## What the task asks
Your task is to copy every line of the entries that contains "больного".

BEGIN Data

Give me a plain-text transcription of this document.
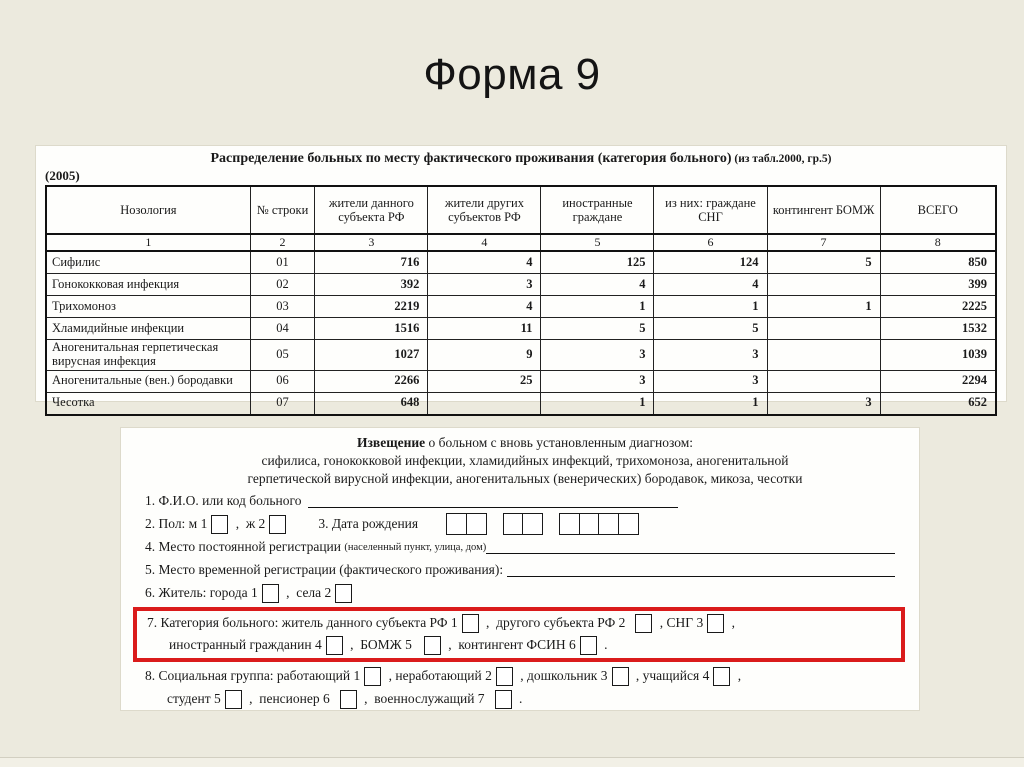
Форма 9
Распределение больных по месту фактического проживания (категория больного) (из табл.2000, гр.5)
(2005)
Нозология	№ строки	жители данного субъекта РФ	жители других субъектов РФ	иностранные граждане	из них: граждане СНГ	контингент БОМЖ	ВСЕГО
1	2	3	4	5	6	7	8
Сифилис	01	716	4	125	124	5	850
Гонококковая инфекция	02	392	3	4	4		399
Трихомоноз	03	2219	4	1	1	1	2225
Хламидийные инфекции	04	1516	11	5	5		1532
Аногенитальная герпетическая вирусная инфекция	05	1027	9	3	3		1039
Аногенитальные (вен.) бородавки	06	2266	25	3	3		2294
Чесотка	07	648		1	1	3	652
Извещение о больном с вновь установленным диагнозом:
сифилиса, гонококковой инфекции, хламидийных инфекций, трихомоноза, аногенитальной
герпетической вирусной инфекции, аногенитальных (венерических) бородавок, микоза, чесотки
1. Ф.И.О. или код больного
2. Пол: м 1 ,  ж 2	3. Дата рождения
4. Место постоянной регистрации (населенный пункт, улица, дом)
5. Место временной регистрации (фактического проживания):
6. Житель: города 1 ,  села 2
7. Категория больного: житель данного субъекта РФ 1 ,  другого субъекта РФ 2 , СНГ 3 ,
иностранный гражданин 4 ,  БОМЖ 5 ,  контингент ФСИН 6 .
8. Социальная группа: работающий 1 , неработающий 2 , дошкольник 3 , учащийся 4 ,
студент 5 ,  пенсионер 6 ,  военнослужащий 7 .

END Data

## Complete response
Распределение больных по месту фактического проживания (категория больного) (из табл.2000, гр.5)
1. Ф.И.О. или код больного
7. Категория больного: житель данного субъекта РФ 1 ,  другого субъекта РФ 2 , СНГ 3 ,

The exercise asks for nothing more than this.